■ **Challenge**: The listing below should be copied in full, word for word.

*****

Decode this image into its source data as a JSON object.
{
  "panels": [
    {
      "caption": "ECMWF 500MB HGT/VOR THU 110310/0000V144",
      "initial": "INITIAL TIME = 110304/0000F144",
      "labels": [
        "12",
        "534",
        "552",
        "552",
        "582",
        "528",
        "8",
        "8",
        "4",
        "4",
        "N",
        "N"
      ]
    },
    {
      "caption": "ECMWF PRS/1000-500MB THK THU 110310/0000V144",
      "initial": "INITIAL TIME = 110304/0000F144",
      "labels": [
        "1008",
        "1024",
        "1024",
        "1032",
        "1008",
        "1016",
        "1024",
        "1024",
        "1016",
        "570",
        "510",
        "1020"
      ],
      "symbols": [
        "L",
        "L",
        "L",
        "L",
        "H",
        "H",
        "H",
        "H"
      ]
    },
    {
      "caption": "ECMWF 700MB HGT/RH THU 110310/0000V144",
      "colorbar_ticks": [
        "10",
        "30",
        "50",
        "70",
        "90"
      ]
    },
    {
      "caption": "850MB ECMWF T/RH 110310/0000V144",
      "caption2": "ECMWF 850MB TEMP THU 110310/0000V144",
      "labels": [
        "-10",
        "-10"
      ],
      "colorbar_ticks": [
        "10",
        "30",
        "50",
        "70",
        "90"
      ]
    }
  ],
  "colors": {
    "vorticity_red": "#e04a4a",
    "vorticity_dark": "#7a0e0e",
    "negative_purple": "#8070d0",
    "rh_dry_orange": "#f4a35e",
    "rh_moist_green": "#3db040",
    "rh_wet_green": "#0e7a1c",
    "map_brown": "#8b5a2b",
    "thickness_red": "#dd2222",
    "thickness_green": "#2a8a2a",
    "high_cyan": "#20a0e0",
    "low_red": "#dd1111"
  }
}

*****

■ **Result of this exercise**:
Decode this image into its source data as a JSON object.
{
  "panels": [
    {
      "caption": "ECMWF 500MB HGT/VOR THU 110310/0000V144",
      "initial": "INITIAL TIME = 110304/0000F144",
      "labels": [
        "12",
        "534",
        "552",
        "552",
        "582",
        "528",
        "8",
        "8",
        "4",
        "4",
        "N",
        "N"
      ]
    },
    {
      "caption": "ECMWF PRS/1000-500MB THK THU 110310/0000V144",
      "initial": "INITIAL TIME = 110304/0000F144",
      "labels": [
        "1008",
        "1024",
        "1024",
        "1032",
        "1008",
        "1016",
        "1024",
        "1024",
        "1016",
        "570",
        "510",
        "1020"
      ],
      "symbols": [
        "L",
        "L",
        "L",
        "L",
        "H",
        "H",
        "H",
        "H"
      ]
    },
    {
      "caption": "ECMWF 700MB HGT/RH THU 110310/0000V144",
      "colorbar_ticks": [
        "10",
        "30",
        "50",
        "70",
        "90"
      ]
    },
    {
      "caption": "850MB ECMWF T/RH 110310/0000V144",
      "caption2": "ECMWF 850MB TEMP THU 110310/0000V144",
      "labels": [
        "-10",
        "-10"
      ],
      "colorbar_ticks": [
        "10",
        "30",
        "50",
        "70",
        "90"
      ]
    }
  ],
  "colors": {
    "vorticity_red": "#e04a4a",
    "vorticity_dark": "#7a0e0e",
    "negative_purple": "#8070d0",
    "rh_dry_orange": "#f4a35e",
    "rh_moist_green": "#3db040",
    "rh_wet_green": "#0e7a1c",
    "map_brown": "#8b5a2b",
    "thickness_red": "#dd2222",
    "thickness_green": "#2a8a2a",
    "high_cyan": "#20a0e0",
    "low_red": "#dd1111"
  }
}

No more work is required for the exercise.